(Dataset items)
## start
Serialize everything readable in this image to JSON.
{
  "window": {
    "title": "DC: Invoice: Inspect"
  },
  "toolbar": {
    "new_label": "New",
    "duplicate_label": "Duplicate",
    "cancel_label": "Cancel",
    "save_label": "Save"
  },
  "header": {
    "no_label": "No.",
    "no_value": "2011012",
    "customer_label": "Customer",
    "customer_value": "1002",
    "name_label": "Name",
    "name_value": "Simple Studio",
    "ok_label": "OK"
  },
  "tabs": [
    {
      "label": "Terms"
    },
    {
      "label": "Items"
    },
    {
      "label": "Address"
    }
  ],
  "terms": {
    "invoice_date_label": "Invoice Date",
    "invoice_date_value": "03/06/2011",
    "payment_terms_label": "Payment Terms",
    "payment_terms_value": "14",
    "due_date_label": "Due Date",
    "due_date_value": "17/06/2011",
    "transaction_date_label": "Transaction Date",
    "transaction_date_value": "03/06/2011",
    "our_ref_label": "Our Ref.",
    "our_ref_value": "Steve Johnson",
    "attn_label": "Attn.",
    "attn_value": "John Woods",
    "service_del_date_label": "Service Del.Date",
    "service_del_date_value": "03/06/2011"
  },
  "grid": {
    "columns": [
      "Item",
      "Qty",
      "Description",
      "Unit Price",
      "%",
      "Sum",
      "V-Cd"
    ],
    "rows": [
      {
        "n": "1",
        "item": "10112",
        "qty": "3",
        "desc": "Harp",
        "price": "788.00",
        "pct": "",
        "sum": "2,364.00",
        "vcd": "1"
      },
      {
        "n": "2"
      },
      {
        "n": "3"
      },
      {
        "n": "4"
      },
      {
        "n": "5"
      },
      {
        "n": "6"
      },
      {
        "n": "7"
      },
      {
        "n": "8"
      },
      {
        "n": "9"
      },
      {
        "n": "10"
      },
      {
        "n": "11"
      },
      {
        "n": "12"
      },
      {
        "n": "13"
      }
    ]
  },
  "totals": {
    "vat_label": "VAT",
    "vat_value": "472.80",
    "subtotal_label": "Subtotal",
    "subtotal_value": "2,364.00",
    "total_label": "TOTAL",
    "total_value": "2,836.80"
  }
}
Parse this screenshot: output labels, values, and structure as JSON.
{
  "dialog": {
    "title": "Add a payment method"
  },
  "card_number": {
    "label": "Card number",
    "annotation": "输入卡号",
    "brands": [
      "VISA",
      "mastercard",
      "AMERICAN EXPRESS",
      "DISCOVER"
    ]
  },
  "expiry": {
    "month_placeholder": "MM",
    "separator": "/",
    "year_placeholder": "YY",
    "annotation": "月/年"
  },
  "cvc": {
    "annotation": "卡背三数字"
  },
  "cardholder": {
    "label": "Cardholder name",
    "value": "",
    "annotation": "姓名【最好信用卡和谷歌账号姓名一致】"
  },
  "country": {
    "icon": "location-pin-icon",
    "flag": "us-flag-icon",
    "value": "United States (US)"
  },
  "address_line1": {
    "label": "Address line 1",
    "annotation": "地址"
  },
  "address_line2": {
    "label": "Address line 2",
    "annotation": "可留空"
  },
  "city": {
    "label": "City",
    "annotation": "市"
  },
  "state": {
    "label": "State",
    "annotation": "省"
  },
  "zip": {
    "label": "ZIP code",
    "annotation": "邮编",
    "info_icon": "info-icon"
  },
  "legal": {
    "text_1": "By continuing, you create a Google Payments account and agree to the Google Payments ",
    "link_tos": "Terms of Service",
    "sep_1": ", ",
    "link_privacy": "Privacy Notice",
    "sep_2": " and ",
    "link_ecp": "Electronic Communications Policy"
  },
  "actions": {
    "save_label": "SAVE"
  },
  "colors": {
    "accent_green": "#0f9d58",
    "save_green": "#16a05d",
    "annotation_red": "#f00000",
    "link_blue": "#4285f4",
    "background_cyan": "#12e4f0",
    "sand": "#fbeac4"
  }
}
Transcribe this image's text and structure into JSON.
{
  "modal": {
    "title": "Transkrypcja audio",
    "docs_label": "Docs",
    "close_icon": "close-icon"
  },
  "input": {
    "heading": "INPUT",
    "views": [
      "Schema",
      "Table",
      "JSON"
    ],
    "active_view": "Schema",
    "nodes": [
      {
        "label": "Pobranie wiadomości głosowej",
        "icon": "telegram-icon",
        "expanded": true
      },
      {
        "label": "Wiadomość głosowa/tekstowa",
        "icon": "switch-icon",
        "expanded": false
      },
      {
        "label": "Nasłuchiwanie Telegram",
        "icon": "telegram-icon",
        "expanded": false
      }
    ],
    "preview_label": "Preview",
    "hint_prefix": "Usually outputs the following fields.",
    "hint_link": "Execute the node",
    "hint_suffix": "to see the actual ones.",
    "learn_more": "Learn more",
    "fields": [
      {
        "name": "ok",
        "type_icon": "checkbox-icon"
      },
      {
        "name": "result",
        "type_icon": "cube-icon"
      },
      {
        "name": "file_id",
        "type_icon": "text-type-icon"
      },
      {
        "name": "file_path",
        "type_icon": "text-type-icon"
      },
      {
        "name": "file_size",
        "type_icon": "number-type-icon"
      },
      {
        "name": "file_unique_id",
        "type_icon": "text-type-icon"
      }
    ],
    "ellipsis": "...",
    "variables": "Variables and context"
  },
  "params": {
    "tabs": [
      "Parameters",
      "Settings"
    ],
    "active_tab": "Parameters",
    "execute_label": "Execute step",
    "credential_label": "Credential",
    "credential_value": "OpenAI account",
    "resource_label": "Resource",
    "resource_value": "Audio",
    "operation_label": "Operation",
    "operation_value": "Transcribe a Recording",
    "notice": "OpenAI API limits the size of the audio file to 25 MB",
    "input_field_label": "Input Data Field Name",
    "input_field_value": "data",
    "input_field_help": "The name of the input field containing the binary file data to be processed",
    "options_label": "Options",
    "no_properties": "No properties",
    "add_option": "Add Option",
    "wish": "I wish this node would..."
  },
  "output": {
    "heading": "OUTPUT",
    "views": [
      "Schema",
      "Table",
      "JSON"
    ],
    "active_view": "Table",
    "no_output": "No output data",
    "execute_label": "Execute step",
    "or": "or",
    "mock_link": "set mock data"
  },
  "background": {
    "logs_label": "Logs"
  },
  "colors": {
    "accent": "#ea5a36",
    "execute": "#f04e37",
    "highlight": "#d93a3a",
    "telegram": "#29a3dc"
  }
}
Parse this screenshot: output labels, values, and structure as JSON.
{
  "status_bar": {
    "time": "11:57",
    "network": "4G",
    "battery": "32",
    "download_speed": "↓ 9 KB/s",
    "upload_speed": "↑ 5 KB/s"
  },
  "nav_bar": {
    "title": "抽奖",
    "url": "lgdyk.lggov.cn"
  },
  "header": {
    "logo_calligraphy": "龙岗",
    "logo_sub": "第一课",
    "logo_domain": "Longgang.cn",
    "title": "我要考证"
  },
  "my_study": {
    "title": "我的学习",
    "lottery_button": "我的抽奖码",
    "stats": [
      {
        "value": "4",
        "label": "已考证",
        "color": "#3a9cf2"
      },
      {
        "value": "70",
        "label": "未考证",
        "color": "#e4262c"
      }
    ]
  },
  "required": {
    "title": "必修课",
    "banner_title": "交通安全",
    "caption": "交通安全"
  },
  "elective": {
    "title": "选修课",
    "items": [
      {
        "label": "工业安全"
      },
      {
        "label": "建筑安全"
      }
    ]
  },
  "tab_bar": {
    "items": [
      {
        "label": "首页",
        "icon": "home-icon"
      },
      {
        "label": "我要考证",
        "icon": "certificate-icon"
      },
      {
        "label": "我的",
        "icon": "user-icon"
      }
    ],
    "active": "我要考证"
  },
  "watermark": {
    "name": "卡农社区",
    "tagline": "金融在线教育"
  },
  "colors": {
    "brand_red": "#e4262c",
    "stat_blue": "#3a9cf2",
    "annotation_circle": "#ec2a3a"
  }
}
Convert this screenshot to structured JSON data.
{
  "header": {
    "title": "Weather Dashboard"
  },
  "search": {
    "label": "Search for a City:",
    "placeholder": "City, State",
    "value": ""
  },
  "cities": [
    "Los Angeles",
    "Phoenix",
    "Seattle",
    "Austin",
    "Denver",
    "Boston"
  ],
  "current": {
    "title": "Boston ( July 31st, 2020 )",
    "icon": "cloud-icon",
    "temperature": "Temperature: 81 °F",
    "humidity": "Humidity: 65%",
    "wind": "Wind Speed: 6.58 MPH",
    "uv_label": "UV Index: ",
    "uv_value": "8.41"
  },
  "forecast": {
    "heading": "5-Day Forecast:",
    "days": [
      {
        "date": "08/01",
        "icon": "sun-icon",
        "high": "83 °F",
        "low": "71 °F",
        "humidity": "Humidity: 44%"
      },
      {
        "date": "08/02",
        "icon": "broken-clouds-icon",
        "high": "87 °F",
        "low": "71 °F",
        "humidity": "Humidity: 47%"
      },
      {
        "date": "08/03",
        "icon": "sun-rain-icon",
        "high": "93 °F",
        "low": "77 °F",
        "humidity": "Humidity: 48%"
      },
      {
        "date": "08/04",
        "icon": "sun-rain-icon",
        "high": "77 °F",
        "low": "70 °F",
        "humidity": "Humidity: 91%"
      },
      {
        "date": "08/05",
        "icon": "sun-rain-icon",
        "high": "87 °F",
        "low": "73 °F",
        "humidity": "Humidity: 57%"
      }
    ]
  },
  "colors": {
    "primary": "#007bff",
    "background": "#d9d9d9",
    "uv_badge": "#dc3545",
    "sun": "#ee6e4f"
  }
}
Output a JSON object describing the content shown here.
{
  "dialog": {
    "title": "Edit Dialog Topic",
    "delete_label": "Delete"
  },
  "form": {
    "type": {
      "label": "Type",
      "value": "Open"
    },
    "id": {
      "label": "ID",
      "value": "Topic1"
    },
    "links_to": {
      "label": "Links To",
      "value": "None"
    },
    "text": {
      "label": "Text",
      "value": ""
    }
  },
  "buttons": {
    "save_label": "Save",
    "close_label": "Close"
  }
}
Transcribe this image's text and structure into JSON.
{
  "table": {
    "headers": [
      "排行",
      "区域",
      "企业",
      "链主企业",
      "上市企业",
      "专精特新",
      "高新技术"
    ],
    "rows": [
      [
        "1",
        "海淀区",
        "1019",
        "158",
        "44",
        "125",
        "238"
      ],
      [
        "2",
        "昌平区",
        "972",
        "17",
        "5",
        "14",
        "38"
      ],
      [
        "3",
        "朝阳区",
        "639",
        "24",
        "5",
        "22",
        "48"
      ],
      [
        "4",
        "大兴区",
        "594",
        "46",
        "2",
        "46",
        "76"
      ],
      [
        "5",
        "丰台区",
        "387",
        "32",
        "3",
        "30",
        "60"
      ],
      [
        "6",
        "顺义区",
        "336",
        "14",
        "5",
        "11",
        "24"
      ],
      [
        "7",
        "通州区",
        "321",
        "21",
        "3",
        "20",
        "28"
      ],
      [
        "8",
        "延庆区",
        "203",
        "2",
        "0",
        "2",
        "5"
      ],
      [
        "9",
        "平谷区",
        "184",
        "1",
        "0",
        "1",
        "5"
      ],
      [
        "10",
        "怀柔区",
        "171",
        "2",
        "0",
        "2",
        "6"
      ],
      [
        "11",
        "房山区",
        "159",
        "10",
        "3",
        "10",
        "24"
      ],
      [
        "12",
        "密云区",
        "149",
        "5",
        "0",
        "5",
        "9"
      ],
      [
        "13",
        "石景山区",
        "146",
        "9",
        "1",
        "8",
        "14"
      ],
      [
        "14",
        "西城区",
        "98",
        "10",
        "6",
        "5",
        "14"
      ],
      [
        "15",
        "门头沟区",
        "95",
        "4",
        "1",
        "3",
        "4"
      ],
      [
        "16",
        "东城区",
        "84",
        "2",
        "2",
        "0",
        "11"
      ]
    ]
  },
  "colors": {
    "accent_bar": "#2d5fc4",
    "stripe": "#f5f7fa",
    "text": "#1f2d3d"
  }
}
## end
Show every line that contains the word "Humidity".

    "humidity": "Humidity: 65%",
        "humidity": "Humidity: 44%"
        "humidity": "Humidity: 47%"
        "humidity": "Humidity: 48%"
        "humidity": "Humidity: 91%"
        "humidity": "Humidity: 57%"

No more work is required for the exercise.